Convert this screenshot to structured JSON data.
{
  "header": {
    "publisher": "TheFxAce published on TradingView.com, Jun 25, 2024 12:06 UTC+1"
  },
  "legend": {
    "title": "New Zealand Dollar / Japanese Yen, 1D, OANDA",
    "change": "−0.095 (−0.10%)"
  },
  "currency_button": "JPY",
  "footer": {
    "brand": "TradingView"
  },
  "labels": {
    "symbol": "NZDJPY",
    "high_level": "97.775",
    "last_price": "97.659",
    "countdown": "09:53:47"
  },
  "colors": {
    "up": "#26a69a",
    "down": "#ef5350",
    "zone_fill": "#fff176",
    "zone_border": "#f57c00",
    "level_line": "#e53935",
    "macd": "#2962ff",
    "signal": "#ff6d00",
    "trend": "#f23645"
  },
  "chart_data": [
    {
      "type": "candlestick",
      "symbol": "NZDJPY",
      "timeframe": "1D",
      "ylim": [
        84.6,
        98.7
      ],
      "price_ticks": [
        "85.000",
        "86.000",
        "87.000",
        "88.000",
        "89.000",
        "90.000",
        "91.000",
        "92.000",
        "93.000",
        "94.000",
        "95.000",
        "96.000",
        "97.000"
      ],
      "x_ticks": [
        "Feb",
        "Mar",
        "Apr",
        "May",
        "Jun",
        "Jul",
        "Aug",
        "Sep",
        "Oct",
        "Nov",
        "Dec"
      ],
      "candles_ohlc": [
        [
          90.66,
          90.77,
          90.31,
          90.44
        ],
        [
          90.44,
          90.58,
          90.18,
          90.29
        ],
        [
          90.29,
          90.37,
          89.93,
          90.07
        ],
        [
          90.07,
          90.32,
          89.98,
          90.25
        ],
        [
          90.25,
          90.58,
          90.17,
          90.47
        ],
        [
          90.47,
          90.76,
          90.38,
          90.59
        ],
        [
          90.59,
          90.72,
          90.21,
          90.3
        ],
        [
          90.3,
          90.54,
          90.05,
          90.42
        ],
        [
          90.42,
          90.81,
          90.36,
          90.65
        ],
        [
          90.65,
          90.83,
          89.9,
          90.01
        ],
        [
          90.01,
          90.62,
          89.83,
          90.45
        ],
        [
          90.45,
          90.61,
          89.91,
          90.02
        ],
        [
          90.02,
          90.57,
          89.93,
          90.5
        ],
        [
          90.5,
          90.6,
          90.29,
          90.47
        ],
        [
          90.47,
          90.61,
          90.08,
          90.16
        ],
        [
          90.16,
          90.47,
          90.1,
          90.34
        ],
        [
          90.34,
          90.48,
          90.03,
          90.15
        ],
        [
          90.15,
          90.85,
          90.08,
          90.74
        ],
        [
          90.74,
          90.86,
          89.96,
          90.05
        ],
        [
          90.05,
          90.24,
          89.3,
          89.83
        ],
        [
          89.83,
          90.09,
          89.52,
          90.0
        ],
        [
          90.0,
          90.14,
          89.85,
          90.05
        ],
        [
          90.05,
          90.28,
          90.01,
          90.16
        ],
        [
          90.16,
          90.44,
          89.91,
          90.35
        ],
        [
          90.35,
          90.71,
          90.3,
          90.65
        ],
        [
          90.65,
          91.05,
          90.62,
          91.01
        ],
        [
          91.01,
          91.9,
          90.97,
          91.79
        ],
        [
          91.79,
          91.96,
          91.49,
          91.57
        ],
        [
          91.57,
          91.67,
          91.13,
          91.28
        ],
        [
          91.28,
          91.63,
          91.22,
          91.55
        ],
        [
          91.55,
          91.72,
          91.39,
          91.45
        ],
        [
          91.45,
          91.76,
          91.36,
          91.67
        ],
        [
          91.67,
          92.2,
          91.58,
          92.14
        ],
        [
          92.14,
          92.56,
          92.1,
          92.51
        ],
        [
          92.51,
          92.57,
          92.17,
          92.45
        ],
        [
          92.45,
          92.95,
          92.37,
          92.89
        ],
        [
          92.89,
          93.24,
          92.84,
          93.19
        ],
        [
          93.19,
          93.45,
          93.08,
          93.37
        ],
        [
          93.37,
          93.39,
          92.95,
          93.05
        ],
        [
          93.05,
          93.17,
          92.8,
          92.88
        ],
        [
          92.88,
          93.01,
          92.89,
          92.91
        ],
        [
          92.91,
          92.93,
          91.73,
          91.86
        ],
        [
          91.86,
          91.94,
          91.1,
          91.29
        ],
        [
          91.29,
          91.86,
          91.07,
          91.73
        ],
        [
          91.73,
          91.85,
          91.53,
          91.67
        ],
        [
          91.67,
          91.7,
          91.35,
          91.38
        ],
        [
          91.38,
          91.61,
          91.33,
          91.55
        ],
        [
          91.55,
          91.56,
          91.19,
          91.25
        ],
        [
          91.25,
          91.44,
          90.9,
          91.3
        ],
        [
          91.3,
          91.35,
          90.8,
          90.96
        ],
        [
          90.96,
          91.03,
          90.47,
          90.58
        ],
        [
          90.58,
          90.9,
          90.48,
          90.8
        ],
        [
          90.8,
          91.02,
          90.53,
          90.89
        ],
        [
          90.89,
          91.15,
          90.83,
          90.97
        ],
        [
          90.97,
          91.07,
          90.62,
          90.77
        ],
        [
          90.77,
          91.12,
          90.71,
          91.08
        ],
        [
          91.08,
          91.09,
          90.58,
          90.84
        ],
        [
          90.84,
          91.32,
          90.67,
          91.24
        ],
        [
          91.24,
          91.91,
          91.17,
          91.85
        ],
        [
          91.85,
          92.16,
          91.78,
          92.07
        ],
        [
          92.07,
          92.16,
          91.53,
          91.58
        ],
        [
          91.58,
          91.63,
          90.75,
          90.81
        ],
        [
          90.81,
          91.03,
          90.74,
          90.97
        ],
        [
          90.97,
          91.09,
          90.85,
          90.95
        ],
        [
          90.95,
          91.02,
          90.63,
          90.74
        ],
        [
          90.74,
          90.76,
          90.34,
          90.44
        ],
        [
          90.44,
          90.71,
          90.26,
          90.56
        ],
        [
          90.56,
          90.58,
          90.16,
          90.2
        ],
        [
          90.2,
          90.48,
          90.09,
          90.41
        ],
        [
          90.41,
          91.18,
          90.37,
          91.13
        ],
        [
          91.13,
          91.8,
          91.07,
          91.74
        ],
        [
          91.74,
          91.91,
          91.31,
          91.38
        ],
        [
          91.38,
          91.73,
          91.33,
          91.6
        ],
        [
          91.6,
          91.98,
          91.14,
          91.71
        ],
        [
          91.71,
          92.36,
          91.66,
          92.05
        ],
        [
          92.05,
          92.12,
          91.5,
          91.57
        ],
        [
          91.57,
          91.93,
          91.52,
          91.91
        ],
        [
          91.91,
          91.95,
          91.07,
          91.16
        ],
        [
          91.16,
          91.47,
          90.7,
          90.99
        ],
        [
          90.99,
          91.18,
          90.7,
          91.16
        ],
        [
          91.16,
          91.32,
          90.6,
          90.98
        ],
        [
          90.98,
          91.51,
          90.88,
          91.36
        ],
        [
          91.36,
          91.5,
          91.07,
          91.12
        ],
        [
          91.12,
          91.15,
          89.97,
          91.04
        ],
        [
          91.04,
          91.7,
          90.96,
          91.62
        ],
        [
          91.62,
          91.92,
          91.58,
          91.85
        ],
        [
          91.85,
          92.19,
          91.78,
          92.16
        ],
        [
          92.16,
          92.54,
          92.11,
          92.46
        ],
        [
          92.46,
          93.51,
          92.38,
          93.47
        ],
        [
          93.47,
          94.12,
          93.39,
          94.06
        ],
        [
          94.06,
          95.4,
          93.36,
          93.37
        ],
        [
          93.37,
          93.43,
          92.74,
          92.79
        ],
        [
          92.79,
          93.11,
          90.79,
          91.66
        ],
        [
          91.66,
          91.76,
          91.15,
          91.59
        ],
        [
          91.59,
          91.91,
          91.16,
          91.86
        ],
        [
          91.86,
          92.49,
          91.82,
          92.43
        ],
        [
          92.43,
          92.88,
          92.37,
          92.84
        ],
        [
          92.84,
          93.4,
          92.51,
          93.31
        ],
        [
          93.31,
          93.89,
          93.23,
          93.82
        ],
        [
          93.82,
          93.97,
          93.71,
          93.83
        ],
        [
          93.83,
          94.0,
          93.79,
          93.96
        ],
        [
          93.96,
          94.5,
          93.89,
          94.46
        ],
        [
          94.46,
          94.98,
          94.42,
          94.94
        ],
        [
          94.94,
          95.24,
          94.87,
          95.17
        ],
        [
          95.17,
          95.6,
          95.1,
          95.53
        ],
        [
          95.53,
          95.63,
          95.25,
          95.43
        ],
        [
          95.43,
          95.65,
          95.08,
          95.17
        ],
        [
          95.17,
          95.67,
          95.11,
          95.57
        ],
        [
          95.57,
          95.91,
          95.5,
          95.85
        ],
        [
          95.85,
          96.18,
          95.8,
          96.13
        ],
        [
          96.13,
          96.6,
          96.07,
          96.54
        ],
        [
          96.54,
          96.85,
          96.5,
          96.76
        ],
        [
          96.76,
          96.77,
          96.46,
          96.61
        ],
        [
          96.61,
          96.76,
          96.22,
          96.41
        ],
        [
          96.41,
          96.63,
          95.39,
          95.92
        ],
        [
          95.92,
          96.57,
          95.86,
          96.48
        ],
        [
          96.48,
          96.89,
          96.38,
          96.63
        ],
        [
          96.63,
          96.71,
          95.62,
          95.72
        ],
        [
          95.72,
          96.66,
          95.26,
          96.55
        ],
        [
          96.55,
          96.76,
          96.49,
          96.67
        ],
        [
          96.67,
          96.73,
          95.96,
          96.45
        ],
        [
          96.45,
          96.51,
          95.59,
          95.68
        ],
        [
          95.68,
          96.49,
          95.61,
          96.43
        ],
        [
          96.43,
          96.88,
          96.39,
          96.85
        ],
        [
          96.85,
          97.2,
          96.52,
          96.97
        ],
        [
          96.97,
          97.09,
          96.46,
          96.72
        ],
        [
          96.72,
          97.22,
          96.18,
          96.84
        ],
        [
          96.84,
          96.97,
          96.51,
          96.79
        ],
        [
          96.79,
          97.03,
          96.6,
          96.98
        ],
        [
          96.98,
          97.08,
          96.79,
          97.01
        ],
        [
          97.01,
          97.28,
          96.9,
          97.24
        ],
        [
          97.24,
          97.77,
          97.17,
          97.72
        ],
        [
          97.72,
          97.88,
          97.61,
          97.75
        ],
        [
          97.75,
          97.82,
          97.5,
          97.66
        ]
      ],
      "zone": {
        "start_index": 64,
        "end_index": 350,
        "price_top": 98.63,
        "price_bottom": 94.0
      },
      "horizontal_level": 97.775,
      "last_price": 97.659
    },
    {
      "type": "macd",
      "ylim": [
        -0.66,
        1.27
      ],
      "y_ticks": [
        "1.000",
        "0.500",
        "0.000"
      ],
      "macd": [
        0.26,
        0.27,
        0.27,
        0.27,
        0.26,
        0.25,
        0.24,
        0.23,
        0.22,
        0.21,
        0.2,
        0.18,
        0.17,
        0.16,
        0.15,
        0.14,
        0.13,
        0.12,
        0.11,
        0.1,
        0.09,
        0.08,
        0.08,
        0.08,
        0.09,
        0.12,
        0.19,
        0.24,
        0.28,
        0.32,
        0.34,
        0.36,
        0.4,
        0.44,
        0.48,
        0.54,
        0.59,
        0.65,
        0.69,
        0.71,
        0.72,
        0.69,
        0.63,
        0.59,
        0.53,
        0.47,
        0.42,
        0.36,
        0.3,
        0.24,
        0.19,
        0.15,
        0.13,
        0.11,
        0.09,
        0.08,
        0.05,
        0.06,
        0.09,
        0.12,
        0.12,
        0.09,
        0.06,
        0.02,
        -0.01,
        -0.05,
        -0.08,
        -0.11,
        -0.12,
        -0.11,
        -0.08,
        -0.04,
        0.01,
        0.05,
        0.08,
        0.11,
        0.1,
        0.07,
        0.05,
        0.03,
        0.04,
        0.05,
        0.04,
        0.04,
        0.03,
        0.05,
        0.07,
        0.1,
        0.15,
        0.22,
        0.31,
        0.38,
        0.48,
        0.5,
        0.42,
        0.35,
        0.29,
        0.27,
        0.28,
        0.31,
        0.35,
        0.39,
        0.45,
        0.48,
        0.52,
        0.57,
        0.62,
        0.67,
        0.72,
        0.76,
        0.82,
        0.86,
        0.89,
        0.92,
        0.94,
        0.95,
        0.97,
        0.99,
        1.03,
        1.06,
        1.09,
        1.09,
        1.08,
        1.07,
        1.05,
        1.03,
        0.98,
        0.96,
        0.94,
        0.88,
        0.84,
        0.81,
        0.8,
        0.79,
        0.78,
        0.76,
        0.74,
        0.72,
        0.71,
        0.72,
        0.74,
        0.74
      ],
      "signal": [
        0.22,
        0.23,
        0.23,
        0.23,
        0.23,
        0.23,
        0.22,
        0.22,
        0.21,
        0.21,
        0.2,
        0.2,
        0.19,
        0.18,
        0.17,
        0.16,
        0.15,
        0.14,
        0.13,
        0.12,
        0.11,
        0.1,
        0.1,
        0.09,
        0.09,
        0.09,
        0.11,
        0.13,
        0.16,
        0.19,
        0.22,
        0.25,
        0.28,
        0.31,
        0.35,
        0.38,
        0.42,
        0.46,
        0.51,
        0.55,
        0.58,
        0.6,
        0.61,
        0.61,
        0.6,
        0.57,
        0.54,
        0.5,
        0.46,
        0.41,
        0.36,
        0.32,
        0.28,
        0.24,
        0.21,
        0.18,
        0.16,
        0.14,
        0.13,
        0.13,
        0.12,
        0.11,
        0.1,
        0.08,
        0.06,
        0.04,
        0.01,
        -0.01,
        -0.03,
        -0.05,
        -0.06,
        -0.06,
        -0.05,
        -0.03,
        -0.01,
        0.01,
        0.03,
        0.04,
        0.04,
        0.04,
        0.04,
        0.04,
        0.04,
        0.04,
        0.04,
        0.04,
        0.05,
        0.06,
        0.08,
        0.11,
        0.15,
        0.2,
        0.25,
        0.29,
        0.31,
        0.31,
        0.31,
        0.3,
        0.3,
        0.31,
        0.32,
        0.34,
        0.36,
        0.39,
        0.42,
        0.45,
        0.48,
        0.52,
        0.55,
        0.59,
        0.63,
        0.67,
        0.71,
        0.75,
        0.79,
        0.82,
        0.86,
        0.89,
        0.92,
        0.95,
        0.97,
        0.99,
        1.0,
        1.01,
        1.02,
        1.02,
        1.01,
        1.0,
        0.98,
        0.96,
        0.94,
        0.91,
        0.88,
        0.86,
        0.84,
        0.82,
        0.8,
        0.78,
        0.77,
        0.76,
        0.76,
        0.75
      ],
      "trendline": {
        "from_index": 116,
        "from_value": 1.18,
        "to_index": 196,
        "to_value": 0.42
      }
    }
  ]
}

-----

What is being asked: From the data, collect all lines where the string "TradingView" appears.

Solved exercise:
    "publisher": "TheFxAce published on TradingView.com, Jun 25, 2024 12:06 UTC+1"
    "brand": "TradingView"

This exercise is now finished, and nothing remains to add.